» Цитируемый отрывок:
-*-

С лета 1953 года меня почти что не допрашивали – так, вызовут иногда, чтобы уточнить какую-нибудь мелочь, и все. Бить, слава богу, тоже перестали. Сижу в Лефортово, идет месяц за месяцем, а когда все это кончится – поди пойми. Любопытства я, само собой, не проявляю – зачем? Однажды, еще зимой, спросил у следователя, хватит ли материала на «вышку», тот жестом показал, что за глаза, поэтому и не задавал вопросов.

Два года пробыть в одиночке – муторно, видишь одних следователей да надзирателей, с ними лишним словом не перекинешься. Как-то попросил, чтобы перевели в общую камеру, и ко мне подсадили писателя Льва Шейнина. Он ко мне подъезжал и так и эдак, расспрашивал кто я, за что сижу, а я до того одичал, отвык от людей, что отмалчивался и даже назвался чужой фамилией. А потом, когда нас порознь перевели во Внутреннюю тюрьму, мы снова оказались в одной камере и подружились. Скуповатый он, Лева, как что получит из тюремного ларька на выписку – нипочем не поделится, а так ничего, байки разные рассказывал, советовался со мной. «Знаешь, - говорит, - я юрист не из последних, как-никак государственный советник юстиции 2 класса, по-вашему генерал-лейтенант, а в своем деле ни хрена понять не могу!». Выслушал он мое мнение и похвалил: «Молодец ты, Иван Александрович, здорово умеешь раскладывать все по полочкам!».

От него я и узнал, что Берию посадили. Шейнину, понятно, этого не сказали, но Лева башковитый – по характеру записей в протоколе допроса сам обо всем догадался и тут же написал письмо Хрущеву, они друг с дружкой давно знакомы. Главное, был случай, когда Лева ему добро сделал: входил в комиссию, которая по заданию Политбюро что-то проверяла на Украине, и составил справку в пользу Хрущева. И Руденко ходил у него в дружках, тоже, видно, замолвил словечко – в общем, Леву вскоре выпустили. На прощанье он сказал: «Ваня, я понимаю, ты сидишь по должности», - и обещал посодействовать через Руденко: «Вот увидишь, Роман Андреевич – это человек!».

-*-

» Что сделать:
[1] Ответьте по отрывку о Лефортово:
(а) С какого времени рассказчика почти перестали допрашивать?
(б) Какой чин, по словам Шейнина, у него был?
(в) Кому Шейнин написал письмо, догадавшись об аресте Берии?
[2] Напишите продолжение отрывка о Лефортово, начав сразу после его последней фразы.

-*-

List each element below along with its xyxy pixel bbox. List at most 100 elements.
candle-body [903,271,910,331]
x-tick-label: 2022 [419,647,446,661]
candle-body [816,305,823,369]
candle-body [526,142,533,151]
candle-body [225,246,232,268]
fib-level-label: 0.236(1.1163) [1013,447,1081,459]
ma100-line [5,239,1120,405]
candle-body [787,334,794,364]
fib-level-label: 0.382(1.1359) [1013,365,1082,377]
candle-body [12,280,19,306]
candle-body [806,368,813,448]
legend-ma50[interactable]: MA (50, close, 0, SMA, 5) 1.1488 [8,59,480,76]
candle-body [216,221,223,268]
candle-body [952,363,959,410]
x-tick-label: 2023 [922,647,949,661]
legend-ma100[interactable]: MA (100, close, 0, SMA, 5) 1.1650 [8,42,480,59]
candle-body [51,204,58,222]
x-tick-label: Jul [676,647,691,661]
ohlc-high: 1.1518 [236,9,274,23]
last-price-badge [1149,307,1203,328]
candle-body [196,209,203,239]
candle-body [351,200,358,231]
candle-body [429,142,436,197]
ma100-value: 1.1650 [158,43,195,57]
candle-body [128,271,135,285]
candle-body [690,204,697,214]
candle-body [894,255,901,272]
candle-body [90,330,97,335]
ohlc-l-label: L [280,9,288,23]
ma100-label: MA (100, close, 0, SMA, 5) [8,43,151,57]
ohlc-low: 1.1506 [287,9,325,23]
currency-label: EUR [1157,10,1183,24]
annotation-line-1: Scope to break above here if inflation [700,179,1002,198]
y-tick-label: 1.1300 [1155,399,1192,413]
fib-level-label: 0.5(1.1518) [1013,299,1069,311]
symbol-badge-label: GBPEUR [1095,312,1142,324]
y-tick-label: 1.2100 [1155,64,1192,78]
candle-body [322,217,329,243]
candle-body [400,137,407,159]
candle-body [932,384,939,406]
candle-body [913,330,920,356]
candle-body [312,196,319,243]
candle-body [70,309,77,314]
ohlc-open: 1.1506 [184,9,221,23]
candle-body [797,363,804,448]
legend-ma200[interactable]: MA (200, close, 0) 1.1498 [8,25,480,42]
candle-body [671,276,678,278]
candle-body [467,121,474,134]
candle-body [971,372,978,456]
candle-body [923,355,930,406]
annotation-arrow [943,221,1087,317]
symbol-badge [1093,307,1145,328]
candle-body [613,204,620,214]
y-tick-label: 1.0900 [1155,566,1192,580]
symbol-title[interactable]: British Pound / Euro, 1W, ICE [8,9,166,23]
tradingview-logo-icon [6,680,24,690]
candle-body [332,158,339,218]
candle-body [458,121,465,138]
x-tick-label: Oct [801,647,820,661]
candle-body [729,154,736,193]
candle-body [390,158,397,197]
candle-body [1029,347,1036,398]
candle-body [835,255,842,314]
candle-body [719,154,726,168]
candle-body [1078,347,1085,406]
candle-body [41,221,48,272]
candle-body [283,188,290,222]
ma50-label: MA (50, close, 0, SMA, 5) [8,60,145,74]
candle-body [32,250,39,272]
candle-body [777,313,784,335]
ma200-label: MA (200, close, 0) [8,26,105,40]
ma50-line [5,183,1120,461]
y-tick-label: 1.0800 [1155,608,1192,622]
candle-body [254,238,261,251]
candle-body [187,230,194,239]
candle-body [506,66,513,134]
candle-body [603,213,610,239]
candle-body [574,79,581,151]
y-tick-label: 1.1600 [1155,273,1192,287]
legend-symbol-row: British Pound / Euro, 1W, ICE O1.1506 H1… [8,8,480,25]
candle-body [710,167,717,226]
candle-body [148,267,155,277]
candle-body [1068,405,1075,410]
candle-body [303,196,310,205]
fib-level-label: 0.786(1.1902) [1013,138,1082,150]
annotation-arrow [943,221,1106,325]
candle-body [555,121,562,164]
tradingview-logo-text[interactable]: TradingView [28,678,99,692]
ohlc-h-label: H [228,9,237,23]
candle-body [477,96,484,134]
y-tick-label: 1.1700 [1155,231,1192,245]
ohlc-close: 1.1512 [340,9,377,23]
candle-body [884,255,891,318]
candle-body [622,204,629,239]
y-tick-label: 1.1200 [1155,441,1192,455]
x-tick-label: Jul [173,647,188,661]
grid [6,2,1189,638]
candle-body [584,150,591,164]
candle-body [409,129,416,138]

-*-

» Ответы по порядку:
[1]
(а) С лета 1953 года.
(б) Государственный советник юстиции 2 класса.
(в) Хрущеву.

[2]
Прошел 1953 год, наступил 1954-й, а в нашем деле ничего не проясняется, сплошной туман. Был, впрочем, всплеск – то ли в мае, то ли в июне, точно не помню, - предъявляли для ознакомления обвинительный материал согласно 206 статьи УПК РСФСР, а потом все опять надолго заглохло. За лето я окреп, занялся физподготовкой, ежедневно ходил по двадцать тысяч шагов по камере, ждал, что дальше будет. Объявили мне, что суд состоится в Ленинграде, только в декабре, перед отправкой. Везли туда в обычном поезде, в купированном вагоне, без наручников, будто я не арестованный, а командированный. Как поезд тронулся, заглянул в купе Таланов, новый начальник Внутренней тюрьмы, отвечавший за нашу доставку, и вежливо спрашивает: «Чернов, как устроились?» - «Отлично, - отзываюсь. – А почему на дорожку вина не даете?». Таланов развеселился и говорит: «Вот когда обратно повезем, обязательно дадим!».

Судили нас в окружном Доме офицеров. Со своим адвокатом я до этого не встречался, познакомились прямо на судебном заседании. Зачем он был нужен, я и по сей день не уяснил. Мы с ним ни о чем не говорили, только разок я шепотом спросил: «Суд идет, а обо мне ни слова – не допрашивают и почти не упоминают?». А он в ответ: «Очень хорошо. Сидите и помалкивайте».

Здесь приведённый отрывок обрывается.